== The request ==
Your task is to count the lines of the entries below that include the word "marker" and to give only the resulting number.

== Given records ==
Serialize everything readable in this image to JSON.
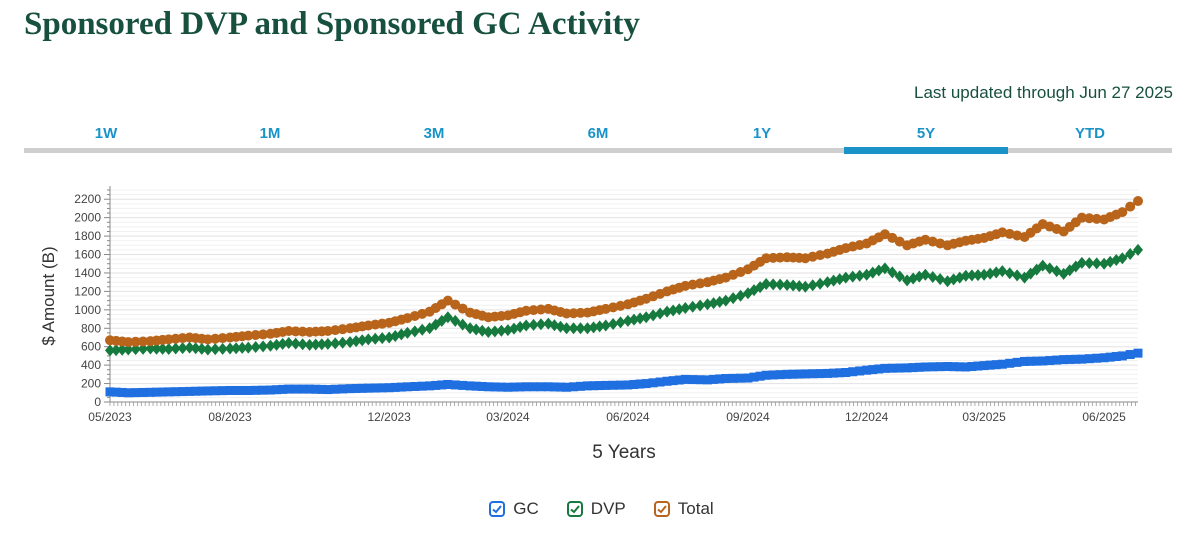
{
  "page": {
    "title": "Sponsored DVP and Sponsored GC Activity",
    "last_updated": "Last updated through Jun 27 2025"
  },
  "tabs": [
    {
      "label": "1W",
      "active": false
    },
    {
      "label": "1M",
      "active": false
    },
    {
      "label": "3M",
      "active": false
    },
    {
      "label": "6M",
      "active": false
    },
    {
      "label": "1Y",
      "active": false
    },
    {
      "label": "5Y",
      "active": true
    },
    {
      "label": "YTD",
      "active": false
    }
  ],
  "chart_data": {
    "type": "line",
    "xlabel": "5 Years",
    "ylabel": "$ Amount (B)",
    "ylim": [
      0,
      2300
    ],
    "yticks": [
      0,
      200,
      400,
      600,
      800,
      1000,
      1200,
      1400,
      1600,
      1800,
      2000,
      2200
    ],
    "xlim": [
      "2023-05-01",
      "2025-06-27"
    ],
    "xticks": [
      {
        "date": "2023-05-01",
        "label": "05/2023"
      },
      {
        "date": "2023-08-01",
        "label": "08/2023"
      },
      {
        "date": "2023-12-01",
        "label": "12/2023"
      },
      {
        "date": "2024-03-01",
        "label": "03/2024"
      },
      {
        "date": "2024-06-01",
        "label": "06/2024"
      },
      {
        "date": "2024-09-01",
        "label": "09/2024"
      },
      {
        "date": "2024-12-01",
        "label": "12/2024"
      },
      {
        "date": "2025-03-01",
        "label": "03/2025"
      },
      {
        "date": "2025-06-01",
        "label": "06/2025"
      }
    ],
    "grid": true,
    "legend_position": "bottom",
    "series": [
      {
        "name": "GC",
        "color": "#1f6fe0",
        "marker": "square",
        "points": [
          [
            "2023-05-01",
            110
          ],
          [
            "2023-05-15",
            100
          ],
          [
            "2023-06-01",
            105
          ],
          [
            "2023-06-15",
            110
          ],
          [
            "2023-07-01",
            115
          ],
          [
            "2023-07-15",
            120
          ],
          [
            "2023-08-01",
            125
          ],
          [
            "2023-08-15",
            125
          ],
          [
            "2023-09-01",
            130
          ],
          [
            "2023-09-15",
            140
          ],
          [
            "2023-10-01",
            140
          ],
          [
            "2023-10-15",
            135
          ],
          [
            "2023-11-01",
            145
          ],
          [
            "2023-11-15",
            150
          ],
          [
            "2023-12-01",
            155
          ],
          [
            "2023-12-15",
            165
          ],
          [
            "2024-01-01",
            175
          ],
          [
            "2024-01-15",
            190
          ],
          [
            "2024-02-01",
            175
          ],
          [
            "2024-02-15",
            165
          ],
          [
            "2024-03-01",
            160
          ],
          [
            "2024-03-15",
            165
          ],
          [
            "2024-04-01",
            165
          ],
          [
            "2024-04-15",
            160
          ],
          [
            "2024-05-01",
            175
          ],
          [
            "2024-05-15",
            180
          ],
          [
            "2024-06-01",
            185
          ],
          [
            "2024-06-15",
            200
          ],
          [
            "2024-07-01",
            225
          ],
          [
            "2024-07-15",
            245
          ],
          [
            "2024-08-01",
            240
          ],
          [
            "2024-08-15",
            255
          ],
          [
            "2024-09-01",
            260
          ],
          [
            "2024-09-15",
            290
          ],
          [
            "2024-10-01",
            300
          ],
          [
            "2024-10-15",
            305
          ],
          [
            "2024-11-01",
            310
          ],
          [
            "2024-11-15",
            320
          ],
          [
            "2024-12-01",
            345
          ],
          [
            "2024-12-15",
            365
          ],
          [
            "2025-01-01",
            370
          ],
          [
            "2025-01-15",
            380
          ],
          [
            "2025-02-01",
            385
          ],
          [
            "2025-02-15",
            380
          ],
          [
            "2025-03-01",
            395
          ],
          [
            "2025-03-15",
            410
          ],
          [
            "2025-04-01",
            440
          ],
          [
            "2025-04-15",
            445
          ],
          [
            "2025-05-01",
            460
          ],
          [
            "2025-05-15",
            465
          ],
          [
            "2025-06-01",
            480
          ],
          [
            "2025-06-15",
            500
          ],
          [
            "2025-06-27",
            530
          ]
        ]
      },
      {
        "name": "DVP",
        "color": "#167a3e",
        "marker": "diamond",
        "points": [
          [
            "2023-05-01",
            560
          ],
          [
            "2023-05-15",
            570
          ],
          [
            "2023-06-01",
            580
          ],
          [
            "2023-06-15",
            575
          ],
          [
            "2023-07-01",
            590
          ],
          [
            "2023-07-15",
            570
          ],
          [
            "2023-08-01",
            580
          ],
          [
            "2023-08-15",
            590
          ],
          [
            "2023-09-01",
            610
          ],
          [
            "2023-09-15",
            640
          ],
          [
            "2023-10-01",
            620
          ],
          [
            "2023-10-15",
            630
          ],
          [
            "2023-11-01",
            650
          ],
          [
            "2023-11-15",
            680
          ],
          [
            "2023-12-01",
            700
          ],
          [
            "2023-12-15",
            750
          ],
          [
            "2024-01-01",
            800
          ],
          [
            "2024-01-15",
            920
          ],
          [
            "2024-02-01",
            800
          ],
          [
            "2024-02-15",
            760
          ],
          [
            "2024-03-01",
            780
          ],
          [
            "2024-03-15",
            830
          ],
          [
            "2024-04-01",
            850
          ],
          [
            "2024-04-15",
            800
          ],
          [
            "2024-05-01",
            800
          ],
          [
            "2024-05-15",
            830
          ],
          [
            "2024-06-01",
            880
          ],
          [
            "2024-06-15",
            920
          ],
          [
            "2024-07-01",
            980
          ],
          [
            "2024-07-15",
            1020
          ],
          [
            "2024-08-01",
            1060
          ],
          [
            "2024-08-15",
            1100
          ],
          [
            "2024-09-01",
            1180
          ],
          [
            "2024-09-15",
            1280
          ],
          [
            "2024-10-01",
            1270
          ],
          [
            "2024-10-15",
            1250
          ],
          [
            "2024-11-01",
            1300
          ],
          [
            "2024-11-15",
            1350
          ],
          [
            "2024-12-01",
            1380
          ],
          [
            "2024-12-15",
            1450
          ],
          [
            "2025-01-01",
            1320
          ],
          [
            "2025-01-15",
            1380
          ],
          [
            "2025-02-01",
            1310
          ],
          [
            "2025-02-15",
            1370
          ],
          [
            "2025-03-01",
            1380
          ],
          [
            "2025-03-15",
            1420
          ],
          [
            "2025-04-01",
            1350
          ],
          [
            "2025-04-15",
            1480
          ],
          [
            "2025-05-01",
            1390
          ],
          [
            "2025-05-15",
            1510
          ],
          [
            "2025-06-01",
            1500
          ],
          [
            "2025-06-15",
            1560
          ],
          [
            "2025-06-27",
            1650
          ]
        ]
      },
      {
        "name": "Total",
        "color": "#b8651b",
        "marker": "circle",
        "points": [
          [
            "2023-05-01",
            670
          ],
          [
            "2023-05-15",
            650
          ],
          [
            "2023-06-01",
            660
          ],
          [
            "2023-06-15",
            680
          ],
          [
            "2023-07-01",
            700
          ],
          [
            "2023-07-15",
            680
          ],
          [
            "2023-08-01",
            700
          ],
          [
            "2023-08-15",
            720
          ],
          [
            "2023-09-01",
            740
          ],
          [
            "2023-09-15",
            770
          ],
          [
            "2023-10-01",
            760
          ],
          [
            "2023-10-15",
            770
          ],
          [
            "2023-11-01",
            800
          ],
          [
            "2023-11-15",
            830
          ],
          [
            "2023-12-01",
            860
          ],
          [
            "2023-12-15",
            910
          ],
          [
            "2024-01-01",
            980
          ],
          [
            "2024-01-15",
            1100
          ],
          [
            "2024-02-01",
            970
          ],
          [
            "2024-02-15",
            920
          ],
          [
            "2024-03-01",
            940
          ],
          [
            "2024-03-15",
            990
          ],
          [
            "2024-04-01",
            1010
          ],
          [
            "2024-04-15",
            960
          ],
          [
            "2024-05-01",
            970
          ],
          [
            "2024-05-15",
            1010
          ],
          [
            "2024-06-01",
            1060
          ],
          [
            "2024-06-15",
            1120
          ],
          [
            "2024-07-01",
            1200
          ],
          [
            "2024-07-15",
            1260
          ],
          [
            "2024-08-01",
            1300
          ],
          [
            "2024-08-15",
            1350
          ],
          [
            "2024-09-01",
            1440
          ],
          [
            "2024-09-15",
            1560
          ],
          [
            "2024-10-01",
            1570
          ],
          [
            "2024-10-15",
            1560
          ],
          [
            "2024-11-01",
            1610
          ],
          [
            "2024-11-15",
            1670
          ],
          [
            "2024-12-01",
            1720
          ],
          [
            "2024-12-15",
            1820
          ],
          [
            "2025-01-01",
            1700
          ],
          [
            "2025-01-15",
            1760
          ],
          [
            "2025-02-01",
            1700
          ],
          [
            "2025-02-15",
            1750
          ],
          [
            "2025-03-01",
            1780
          ],
          [
            "2025-03-15",
            1840
          ],
          [
            "2025-04-01",
            1790
          ],
          [
            "2025-04-15",
            1930
          ],
          [
            "2025-05-01",
            1850
          ],
          [
            "2025-05-15",
            2000
          ],
          [
            "2025-06-01",
            1980
          ],
          [
            "2025-06-15",
            2060
          ],
          [
            "2025-06-27",
            2180
          ]
        ]
      }
    ]
  }
}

== Completed exercise ==
3